Task to carry out - Gather all lines in the entries that include the word "JSON".

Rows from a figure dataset
+===+

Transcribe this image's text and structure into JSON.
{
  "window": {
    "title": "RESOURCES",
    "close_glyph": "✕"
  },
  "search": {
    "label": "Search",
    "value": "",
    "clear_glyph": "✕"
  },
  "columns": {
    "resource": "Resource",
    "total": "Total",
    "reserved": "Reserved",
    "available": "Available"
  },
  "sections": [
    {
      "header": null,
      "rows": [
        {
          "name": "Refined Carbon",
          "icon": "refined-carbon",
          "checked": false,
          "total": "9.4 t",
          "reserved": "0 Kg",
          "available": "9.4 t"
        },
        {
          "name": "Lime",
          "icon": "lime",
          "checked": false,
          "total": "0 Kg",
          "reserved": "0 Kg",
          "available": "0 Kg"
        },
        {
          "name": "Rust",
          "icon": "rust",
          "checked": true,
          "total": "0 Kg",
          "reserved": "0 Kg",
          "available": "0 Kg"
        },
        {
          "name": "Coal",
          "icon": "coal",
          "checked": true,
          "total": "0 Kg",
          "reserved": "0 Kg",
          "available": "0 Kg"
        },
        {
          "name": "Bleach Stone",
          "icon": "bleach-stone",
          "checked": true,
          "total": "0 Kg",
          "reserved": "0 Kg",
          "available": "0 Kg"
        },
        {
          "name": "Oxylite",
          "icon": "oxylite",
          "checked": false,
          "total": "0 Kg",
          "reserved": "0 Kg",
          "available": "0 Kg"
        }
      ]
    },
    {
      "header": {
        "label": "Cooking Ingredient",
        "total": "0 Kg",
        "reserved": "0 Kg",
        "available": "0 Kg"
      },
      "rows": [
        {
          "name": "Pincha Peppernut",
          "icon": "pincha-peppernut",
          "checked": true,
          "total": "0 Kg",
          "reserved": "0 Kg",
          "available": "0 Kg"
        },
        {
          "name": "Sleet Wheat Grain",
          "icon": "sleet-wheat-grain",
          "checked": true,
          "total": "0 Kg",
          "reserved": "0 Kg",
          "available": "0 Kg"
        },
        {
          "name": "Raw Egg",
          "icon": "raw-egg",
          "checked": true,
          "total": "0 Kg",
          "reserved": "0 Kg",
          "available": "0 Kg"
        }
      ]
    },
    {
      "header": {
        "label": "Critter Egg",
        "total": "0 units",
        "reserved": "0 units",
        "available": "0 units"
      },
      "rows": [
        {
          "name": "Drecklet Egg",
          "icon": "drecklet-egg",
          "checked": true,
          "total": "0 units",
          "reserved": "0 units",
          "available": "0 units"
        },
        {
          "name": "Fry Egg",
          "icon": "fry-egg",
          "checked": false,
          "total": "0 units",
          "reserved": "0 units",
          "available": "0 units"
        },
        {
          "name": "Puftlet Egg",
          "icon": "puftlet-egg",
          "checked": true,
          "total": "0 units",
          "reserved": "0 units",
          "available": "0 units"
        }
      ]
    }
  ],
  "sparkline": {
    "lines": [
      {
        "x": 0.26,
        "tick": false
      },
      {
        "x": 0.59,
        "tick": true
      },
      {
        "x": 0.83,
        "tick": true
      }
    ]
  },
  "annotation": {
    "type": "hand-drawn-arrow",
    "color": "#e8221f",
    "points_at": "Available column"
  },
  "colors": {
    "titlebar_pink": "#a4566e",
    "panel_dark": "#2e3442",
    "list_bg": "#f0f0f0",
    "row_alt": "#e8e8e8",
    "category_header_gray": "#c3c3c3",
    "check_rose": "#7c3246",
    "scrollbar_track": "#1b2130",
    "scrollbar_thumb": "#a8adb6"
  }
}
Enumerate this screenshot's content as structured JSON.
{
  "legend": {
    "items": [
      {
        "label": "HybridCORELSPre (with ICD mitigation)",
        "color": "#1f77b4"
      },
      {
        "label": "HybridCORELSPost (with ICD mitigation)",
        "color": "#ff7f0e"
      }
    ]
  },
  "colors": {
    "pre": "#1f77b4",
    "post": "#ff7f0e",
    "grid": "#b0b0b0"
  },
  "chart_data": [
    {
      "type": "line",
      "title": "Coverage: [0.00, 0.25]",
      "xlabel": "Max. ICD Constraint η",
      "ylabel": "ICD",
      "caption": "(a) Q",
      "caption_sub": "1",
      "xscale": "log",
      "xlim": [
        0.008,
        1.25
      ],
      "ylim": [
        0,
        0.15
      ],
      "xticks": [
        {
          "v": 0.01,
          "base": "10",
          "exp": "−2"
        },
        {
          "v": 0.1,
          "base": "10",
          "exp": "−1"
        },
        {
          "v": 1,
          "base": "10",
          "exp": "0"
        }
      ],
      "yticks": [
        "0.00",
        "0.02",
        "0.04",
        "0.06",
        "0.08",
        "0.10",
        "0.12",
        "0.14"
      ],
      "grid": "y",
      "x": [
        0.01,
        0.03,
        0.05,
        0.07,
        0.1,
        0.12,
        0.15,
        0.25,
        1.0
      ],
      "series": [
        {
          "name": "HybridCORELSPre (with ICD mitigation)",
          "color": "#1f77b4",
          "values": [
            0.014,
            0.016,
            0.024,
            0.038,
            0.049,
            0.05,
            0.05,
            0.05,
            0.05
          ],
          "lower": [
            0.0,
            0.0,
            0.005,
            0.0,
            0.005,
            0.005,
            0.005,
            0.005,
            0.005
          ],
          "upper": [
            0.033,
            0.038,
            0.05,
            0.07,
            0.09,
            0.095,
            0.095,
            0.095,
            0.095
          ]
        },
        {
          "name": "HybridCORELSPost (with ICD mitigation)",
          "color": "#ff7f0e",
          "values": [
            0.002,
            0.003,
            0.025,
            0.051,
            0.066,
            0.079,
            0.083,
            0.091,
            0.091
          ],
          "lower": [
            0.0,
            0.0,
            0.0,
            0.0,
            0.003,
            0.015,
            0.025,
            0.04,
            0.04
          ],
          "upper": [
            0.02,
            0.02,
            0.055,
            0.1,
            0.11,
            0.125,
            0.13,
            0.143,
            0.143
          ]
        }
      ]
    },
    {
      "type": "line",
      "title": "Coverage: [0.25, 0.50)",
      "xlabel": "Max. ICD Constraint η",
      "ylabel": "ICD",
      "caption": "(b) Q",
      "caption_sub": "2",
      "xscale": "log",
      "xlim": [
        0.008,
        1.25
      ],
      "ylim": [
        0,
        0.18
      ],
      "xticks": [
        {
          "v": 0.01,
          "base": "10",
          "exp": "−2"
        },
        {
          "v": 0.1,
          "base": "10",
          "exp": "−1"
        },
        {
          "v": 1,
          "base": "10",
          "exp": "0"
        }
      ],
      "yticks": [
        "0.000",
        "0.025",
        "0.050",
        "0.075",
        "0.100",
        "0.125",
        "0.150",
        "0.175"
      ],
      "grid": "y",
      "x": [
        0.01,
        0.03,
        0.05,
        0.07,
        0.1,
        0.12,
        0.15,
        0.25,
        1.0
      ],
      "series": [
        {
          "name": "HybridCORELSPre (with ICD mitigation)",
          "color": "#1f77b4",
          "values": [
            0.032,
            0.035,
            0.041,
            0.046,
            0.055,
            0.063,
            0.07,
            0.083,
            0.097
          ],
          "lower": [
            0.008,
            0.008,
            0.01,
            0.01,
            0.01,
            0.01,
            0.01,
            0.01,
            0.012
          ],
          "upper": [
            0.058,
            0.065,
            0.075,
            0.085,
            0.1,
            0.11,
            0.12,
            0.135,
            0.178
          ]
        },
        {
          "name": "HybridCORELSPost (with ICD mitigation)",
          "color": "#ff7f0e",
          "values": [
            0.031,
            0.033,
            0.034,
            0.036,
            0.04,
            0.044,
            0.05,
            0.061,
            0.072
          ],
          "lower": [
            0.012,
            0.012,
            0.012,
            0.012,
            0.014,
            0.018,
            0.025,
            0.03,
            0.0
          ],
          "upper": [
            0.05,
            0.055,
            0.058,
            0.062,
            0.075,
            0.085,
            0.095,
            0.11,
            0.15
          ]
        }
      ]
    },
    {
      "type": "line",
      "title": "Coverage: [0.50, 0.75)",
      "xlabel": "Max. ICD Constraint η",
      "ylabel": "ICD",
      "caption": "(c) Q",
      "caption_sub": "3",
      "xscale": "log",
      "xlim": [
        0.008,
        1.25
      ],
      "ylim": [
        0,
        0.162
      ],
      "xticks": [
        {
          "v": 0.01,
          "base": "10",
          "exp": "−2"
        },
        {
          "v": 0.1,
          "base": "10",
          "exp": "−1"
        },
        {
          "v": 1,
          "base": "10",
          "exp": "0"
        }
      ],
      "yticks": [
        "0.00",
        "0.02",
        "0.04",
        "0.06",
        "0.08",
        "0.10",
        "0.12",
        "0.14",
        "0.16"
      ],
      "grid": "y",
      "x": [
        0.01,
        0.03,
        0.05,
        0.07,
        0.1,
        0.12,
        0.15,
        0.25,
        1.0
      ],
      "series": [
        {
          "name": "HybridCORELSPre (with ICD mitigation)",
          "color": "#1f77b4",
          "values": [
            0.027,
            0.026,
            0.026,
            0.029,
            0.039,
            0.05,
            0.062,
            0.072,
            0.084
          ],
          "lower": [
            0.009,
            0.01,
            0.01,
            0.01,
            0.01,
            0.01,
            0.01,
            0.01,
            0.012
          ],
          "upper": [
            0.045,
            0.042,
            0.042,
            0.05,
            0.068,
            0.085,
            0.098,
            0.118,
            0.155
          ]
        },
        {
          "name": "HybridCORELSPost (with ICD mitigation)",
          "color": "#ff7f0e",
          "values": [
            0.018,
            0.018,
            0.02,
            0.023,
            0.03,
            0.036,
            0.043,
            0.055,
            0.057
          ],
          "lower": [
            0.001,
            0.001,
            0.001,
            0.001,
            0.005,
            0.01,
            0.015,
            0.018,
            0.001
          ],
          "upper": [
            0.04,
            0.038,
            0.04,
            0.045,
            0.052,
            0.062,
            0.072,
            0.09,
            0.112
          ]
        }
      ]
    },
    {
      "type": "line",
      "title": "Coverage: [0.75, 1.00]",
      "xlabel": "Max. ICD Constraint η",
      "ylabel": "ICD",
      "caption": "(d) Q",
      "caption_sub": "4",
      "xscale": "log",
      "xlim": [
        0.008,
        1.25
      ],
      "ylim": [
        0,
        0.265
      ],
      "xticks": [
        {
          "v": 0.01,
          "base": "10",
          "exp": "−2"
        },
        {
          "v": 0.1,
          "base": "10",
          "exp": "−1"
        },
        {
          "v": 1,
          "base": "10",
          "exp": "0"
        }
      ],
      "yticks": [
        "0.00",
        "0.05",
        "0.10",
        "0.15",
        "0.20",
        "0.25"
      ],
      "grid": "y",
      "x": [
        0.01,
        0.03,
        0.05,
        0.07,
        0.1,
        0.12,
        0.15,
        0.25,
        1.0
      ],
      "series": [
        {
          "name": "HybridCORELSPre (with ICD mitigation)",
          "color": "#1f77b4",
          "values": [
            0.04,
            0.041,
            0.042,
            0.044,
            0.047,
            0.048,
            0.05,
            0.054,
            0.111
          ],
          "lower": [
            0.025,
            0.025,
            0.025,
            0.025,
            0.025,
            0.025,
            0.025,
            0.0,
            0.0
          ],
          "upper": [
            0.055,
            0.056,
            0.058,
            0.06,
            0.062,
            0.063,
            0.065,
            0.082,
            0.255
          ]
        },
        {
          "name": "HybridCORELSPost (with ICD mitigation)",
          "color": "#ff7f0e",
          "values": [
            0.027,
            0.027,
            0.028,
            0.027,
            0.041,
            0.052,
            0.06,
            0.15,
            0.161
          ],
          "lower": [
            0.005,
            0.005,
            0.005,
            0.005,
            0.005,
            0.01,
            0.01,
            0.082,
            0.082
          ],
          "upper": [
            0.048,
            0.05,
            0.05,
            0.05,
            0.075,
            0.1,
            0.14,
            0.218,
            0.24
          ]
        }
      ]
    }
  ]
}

+===+

Task response -
Transcribe this image's text and structure into JSON.
Enumerate this screenshot's content as structured JSON.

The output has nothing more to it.